• **EXERCISE DESCRIPTION**
Show every line where "color" occurs.

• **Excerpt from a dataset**

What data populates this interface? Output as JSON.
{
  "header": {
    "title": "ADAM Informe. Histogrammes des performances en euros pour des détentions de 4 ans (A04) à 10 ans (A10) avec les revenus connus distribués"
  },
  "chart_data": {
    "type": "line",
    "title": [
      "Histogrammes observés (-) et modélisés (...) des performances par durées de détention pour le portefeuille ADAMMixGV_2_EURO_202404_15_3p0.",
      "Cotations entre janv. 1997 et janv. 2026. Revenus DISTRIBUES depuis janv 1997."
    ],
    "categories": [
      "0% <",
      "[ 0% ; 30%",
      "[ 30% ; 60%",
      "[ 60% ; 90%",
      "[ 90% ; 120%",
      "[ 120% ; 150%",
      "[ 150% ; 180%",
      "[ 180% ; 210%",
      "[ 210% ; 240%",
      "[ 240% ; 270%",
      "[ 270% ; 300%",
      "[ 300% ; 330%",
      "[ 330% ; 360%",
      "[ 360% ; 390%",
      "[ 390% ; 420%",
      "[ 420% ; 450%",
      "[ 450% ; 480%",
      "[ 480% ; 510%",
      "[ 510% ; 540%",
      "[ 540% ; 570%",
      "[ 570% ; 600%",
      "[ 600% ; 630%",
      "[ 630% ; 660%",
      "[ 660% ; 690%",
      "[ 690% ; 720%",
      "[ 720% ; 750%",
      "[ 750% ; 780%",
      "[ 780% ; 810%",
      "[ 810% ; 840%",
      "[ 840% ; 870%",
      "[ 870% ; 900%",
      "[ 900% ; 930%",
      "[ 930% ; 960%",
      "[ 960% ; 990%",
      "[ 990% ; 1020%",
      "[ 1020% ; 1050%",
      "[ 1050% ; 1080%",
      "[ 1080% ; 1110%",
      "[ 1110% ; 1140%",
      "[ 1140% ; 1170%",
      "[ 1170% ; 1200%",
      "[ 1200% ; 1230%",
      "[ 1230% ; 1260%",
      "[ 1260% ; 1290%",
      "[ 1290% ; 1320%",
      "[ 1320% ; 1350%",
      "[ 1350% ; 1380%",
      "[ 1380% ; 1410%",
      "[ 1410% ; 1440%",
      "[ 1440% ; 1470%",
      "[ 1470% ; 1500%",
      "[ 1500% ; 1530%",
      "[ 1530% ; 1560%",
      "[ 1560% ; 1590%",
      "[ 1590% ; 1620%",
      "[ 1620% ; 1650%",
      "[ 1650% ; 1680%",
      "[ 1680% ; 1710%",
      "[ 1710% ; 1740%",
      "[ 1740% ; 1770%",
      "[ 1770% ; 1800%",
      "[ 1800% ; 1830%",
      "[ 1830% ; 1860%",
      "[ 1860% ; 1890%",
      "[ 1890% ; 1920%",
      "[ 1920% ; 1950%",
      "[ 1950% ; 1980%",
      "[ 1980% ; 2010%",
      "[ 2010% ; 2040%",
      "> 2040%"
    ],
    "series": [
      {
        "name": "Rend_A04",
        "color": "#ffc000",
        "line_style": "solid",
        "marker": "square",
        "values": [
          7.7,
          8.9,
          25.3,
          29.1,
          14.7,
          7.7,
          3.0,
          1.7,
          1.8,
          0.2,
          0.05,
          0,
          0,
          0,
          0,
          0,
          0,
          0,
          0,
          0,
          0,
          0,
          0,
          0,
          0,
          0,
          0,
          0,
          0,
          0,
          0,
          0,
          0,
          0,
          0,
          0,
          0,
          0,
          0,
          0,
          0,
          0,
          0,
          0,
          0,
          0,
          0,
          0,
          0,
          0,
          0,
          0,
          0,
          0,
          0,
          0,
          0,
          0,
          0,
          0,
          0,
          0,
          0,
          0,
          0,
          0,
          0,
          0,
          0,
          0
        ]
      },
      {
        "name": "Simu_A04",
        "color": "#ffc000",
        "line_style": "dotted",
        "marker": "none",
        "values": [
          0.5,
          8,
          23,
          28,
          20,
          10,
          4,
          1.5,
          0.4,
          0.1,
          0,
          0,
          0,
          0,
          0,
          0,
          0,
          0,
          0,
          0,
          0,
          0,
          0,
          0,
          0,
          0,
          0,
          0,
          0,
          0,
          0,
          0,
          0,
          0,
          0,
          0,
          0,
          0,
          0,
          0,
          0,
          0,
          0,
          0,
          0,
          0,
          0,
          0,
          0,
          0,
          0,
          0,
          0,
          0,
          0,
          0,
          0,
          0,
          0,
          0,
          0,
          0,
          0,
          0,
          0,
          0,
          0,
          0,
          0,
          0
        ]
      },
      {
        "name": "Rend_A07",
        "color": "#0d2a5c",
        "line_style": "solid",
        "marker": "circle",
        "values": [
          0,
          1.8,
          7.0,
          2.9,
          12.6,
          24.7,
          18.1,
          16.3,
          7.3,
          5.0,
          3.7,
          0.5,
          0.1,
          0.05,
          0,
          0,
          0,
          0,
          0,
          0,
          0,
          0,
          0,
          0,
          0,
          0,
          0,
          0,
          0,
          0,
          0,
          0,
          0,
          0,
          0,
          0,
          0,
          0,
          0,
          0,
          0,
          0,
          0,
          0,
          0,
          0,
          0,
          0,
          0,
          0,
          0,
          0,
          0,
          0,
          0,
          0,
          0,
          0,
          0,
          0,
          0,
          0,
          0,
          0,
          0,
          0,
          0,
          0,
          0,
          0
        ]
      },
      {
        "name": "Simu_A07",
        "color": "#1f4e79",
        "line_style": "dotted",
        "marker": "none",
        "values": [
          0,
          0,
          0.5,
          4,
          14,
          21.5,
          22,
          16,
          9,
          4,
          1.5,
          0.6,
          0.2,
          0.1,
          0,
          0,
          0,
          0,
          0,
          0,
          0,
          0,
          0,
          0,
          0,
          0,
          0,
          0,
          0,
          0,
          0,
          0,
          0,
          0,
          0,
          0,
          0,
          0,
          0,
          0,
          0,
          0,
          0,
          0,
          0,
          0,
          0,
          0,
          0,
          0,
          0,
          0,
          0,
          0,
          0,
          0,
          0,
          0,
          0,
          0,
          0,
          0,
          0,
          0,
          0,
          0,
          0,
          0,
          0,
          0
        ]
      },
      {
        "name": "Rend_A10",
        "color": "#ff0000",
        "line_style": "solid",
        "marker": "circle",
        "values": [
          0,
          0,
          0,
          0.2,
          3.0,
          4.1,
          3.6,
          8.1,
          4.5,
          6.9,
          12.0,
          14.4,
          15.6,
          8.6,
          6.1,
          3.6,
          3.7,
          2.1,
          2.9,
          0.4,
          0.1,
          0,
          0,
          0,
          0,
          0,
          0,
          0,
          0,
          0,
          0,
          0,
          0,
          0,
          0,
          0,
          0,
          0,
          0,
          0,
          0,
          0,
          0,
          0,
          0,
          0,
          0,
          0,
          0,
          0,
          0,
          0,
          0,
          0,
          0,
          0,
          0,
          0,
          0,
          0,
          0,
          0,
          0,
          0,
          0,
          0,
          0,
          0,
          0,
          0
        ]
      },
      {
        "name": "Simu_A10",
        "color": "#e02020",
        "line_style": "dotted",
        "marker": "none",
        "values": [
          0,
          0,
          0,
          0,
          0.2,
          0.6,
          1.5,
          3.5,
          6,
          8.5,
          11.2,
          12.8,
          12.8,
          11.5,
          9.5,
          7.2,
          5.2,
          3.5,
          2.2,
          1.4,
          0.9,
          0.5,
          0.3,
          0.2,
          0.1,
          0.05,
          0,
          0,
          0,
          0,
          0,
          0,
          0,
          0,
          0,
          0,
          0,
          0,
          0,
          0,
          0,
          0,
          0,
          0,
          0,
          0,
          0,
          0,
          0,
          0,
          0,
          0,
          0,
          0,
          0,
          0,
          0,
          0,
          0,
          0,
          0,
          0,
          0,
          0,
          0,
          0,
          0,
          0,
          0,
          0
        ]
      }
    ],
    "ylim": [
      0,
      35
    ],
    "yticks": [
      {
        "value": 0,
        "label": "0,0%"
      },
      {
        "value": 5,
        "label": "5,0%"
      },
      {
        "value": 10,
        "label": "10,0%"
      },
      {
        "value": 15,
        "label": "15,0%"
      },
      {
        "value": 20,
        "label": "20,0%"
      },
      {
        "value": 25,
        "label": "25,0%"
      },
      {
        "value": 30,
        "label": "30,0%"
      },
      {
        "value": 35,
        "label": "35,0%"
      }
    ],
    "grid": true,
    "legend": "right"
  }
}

• **REPLY TO THE EXERCISE**
        "color": "#ffc000",
        "color": "#ffc000",
        "color": "#0d2a5c",
        "color": "#1f4e79",
        "color": "#ff0000",
        "color": "#e02020",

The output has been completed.